[Data extract start]

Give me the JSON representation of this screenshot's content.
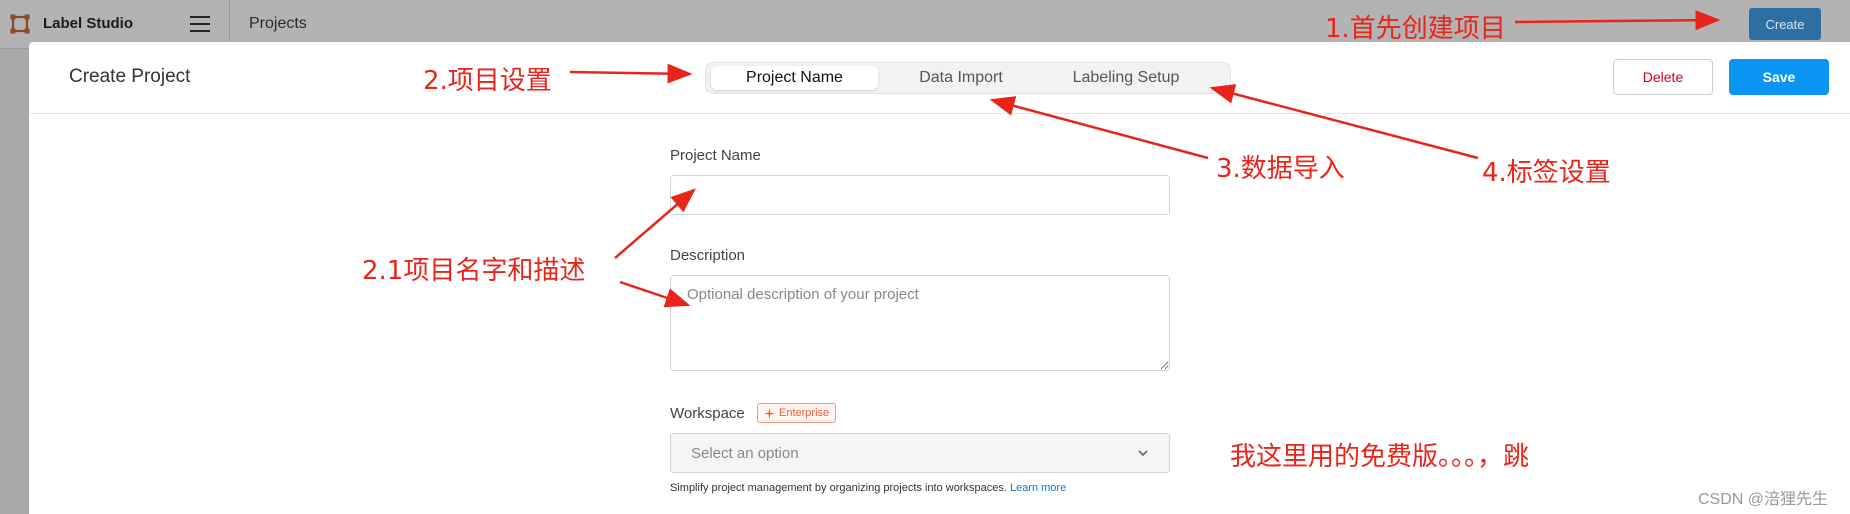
{
  "topbar": {
    "app_title": "Label Studio",
    "nav_projects": "Projects",
    "create_button": "Create",
    "icons": {
      "logo": "label-studio-logo",
      "menu": "hamburger-icon"
    }
  },
  "modal": {
    "title": "Create Project",
    "tabs": [
      {
        "label": "Project Name",
        "active": true
      },
      {
        "label": "Data Import",
        "active": false
      },
      {
        "label": "Labeling Setup",
        "active": false
      }
    ],
    "delete_button": "Delete",
    "save_button": "Save"
  },
  "form": {
    "project_name": {
      "label": "Project Name",
      "value": ""
    },
    "description": {
      "label": "Description",
      "placeholder": "Optional description of your project",
      "value": ""
    },
    "workspace": {
      "label": "Workspace",
      "badge": "Enterprise",
      "badge_icon": "sparkle-icon",
      "select_placeholder": "Select an option",
      "help_text": "Simplify project management by organizing projects into workspaces.",
      "help_link": "Learn more"
    }
  },
  "annotations": {
    "step1": "1.首先创建项目",
    "step2": "2.项目设置",
    "step21": "2.1项目名字和描述",
    "step3": "3.数据导入",
    "step4": "4.标签设置",
    "note": "我这里用的免费版。。。，跳",
    "color": "#e8251b"
  },
  "watermark": "CSDN @涪狸先生",
  "colors": {
    "save": "#0a95f2",
    "create": "#2d6ea3",
    "delete_text": "#d0021b",
    "badge": "#e4603f",
    "link": "#0a7bd6"
  }
}
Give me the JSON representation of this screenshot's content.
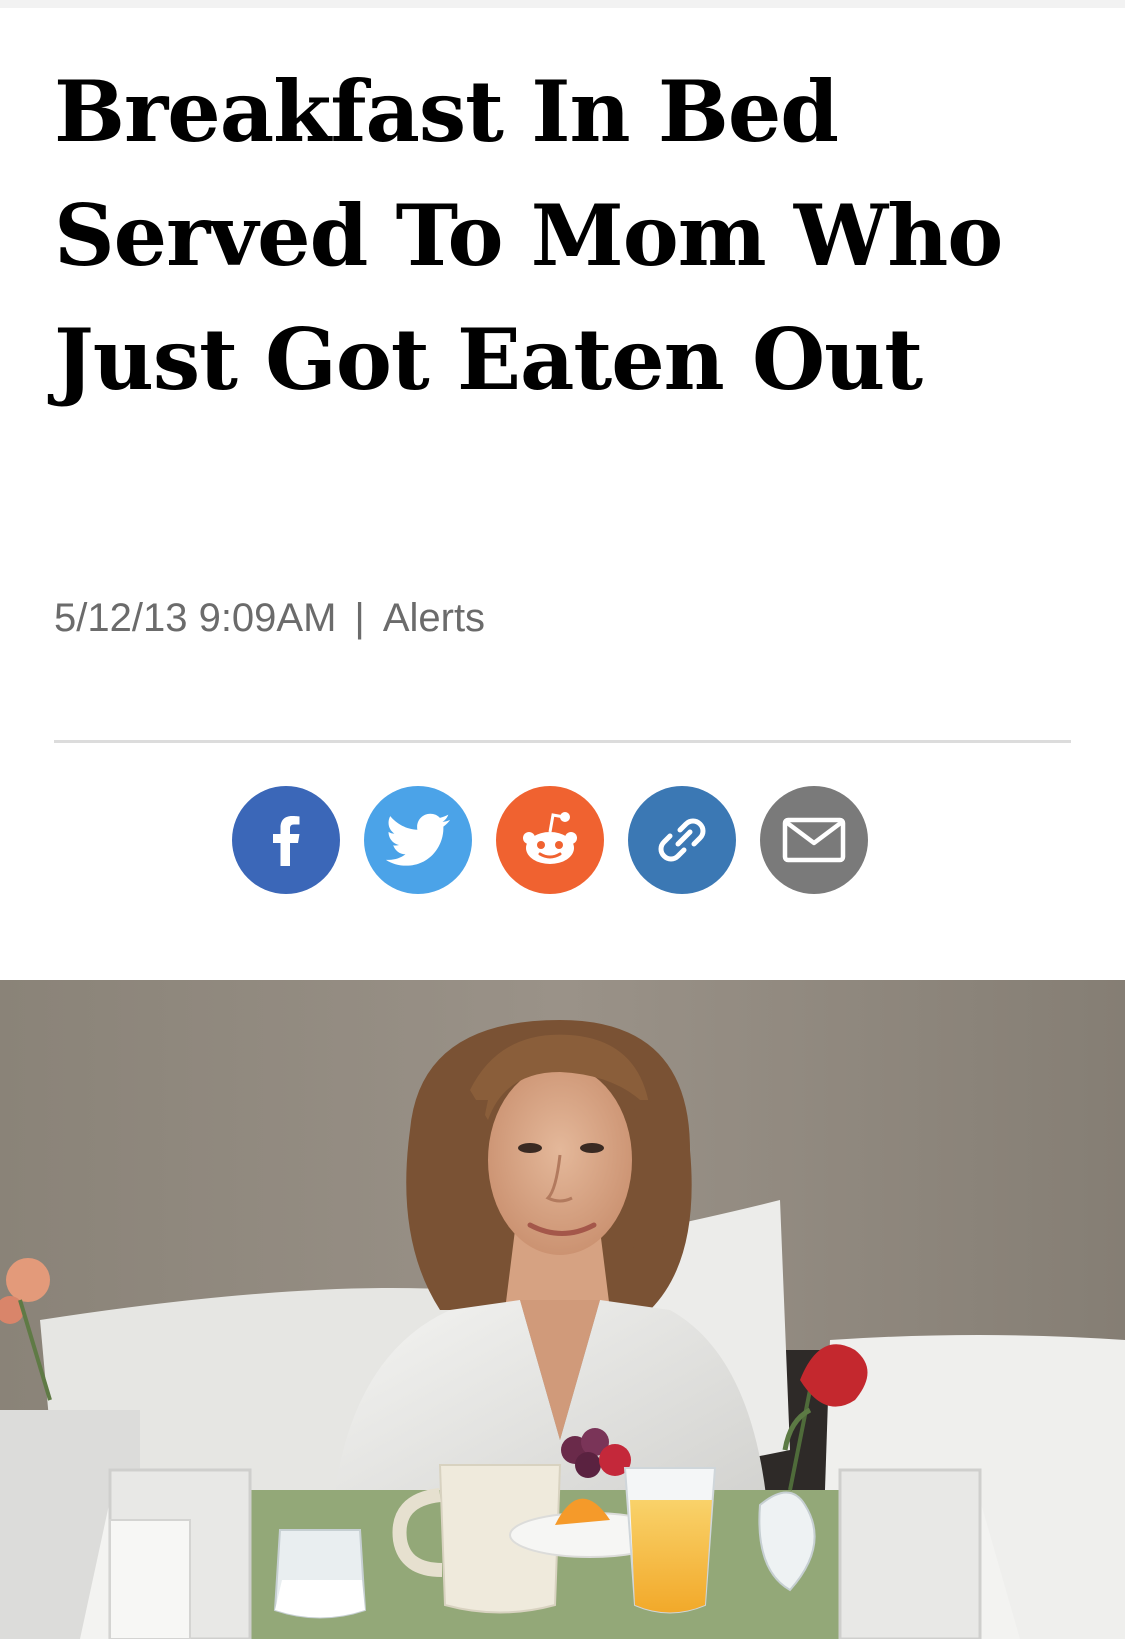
{
  "article": {
    "headline": "Breakfast In Bed Served To Mom Who Just Got Eaten Out",
    "date": "5/12/13 9:09AM",
    "separator": "|",
    "category": "Alerts"
  },
  "share": {
    "buttons": [
      {
        "name": "facebook",
        "icon": "facebook-icon",
        "color": "#3b67b8"
      },
      {
        "name": "twitter",
        "icon": "twitter-icon",
        "color": "#4ba3e8"
      },
      {
        "name": "reddit",
        "icon": "reddit-icon",
        "color": "#f06230"
      },
      {
        "name": "copy-link",
        "icon": "link-icon",
        "color": "#3b78b4"
      },
      {
        "name": "email",
        "icon": "mail-icon",
        "color": "#7a7a7a"
      }
    ]
  },
  "colors": {
    "headline": "#000000",
    "meta": "#6b6b6b",
    "divider": "#dcdcdc"
  }
}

[Data extract end]

Set task:
Transcribe every record above exactly, leaving out the pictures.

Answer for this exercise:
Give me the JSON representation of this screenshot's content.
{
  "topbar": {
    "app_title": "Label Studio",
    "nav_projects": "Projects",
    "create_button": "Create",
    "icons": {
      "logo": "label-studio-logo",
      "menu": "hamburger-icon"
    }
  },
  "modal": {
    "title": "Create Project",
    "tabs": [
      {
        "label": "Project Name",
        "active": true
      },
      {
        "label": "Data Import",
        "active": false
      },
      {
        "label": "Labeling Setup",
        "active": false
      }
    ],
    "delete_button": "Delete",
    "save_button": "Save"
  },
  "form": {
    "project_name": {
      "label": "Project Name",
      "value": ""
    },
    "description": {
      "label": "Description",
      "placeholder": "Optional description of your project",
      "value": ""
    },
    "workspace": {
      "label": "Workspace",
      "badge": "Enterprise",
      "badge_icon": "sparkle-icon",
      "select_placeholder": "Select an option",
      "help_text": "Simplify project management by organizing projects into workspaces.",
      "help_link": "Learn more"
    }
  },
  "annotations": {
    "step1": "1.首先创建项目",
    "step2": "2.项目设置",
    "step21": "2.1项目名字和描述",
    "step3": "3.数据导入",
    "step4": "4.标签设置",
    "note": "我这里用的免费版。。。，跳",
    "color": "#e8251b"
  },
  "watermark": "CSDN @涪狸先生",
  "colors": {
    "save": "#0a95f2",
    "create": "#2d6ea3",
    "delete_text": "#d0021b",
    "badge": "#e4603f",
    "link": "#0a7bd6"
  }
}
Give me the JSON representation of this screenshot's content.
{
  "article": {
    "headline": "Breakfast In Bed Served To Mom Who Just Got Eaten Out",
    "date": "5/12/13 9:09AM",
    "separator": "|",
    "category": "Alerts"
  },
  "share": {
    "buttons": [
      {
        "name": "facebook",
        "icon": "facebook-icon",
        "color": "#3b67b8"
      },
      {
        "name": "twitter",
        "icon": "twitter-icon",
        "color": "#4ba3e8"
      },
      {
        "name": "reddit",
        "icon": "reddit-icon",
        "color": "#f06230"
      },
      {
        "name": "copy-link",
        "icon": "link-icon",
        "color": "#3b78b4"
      },
      {
        "name": "email",
        "icon": "mail-icon",
        "color": "#7a7a7a"
      }
    ]
  },
  "colors": {
    "headline": "#000000",
    "meta": "#6b6b6b",
    "divider": "#dcdcdc"
  }
}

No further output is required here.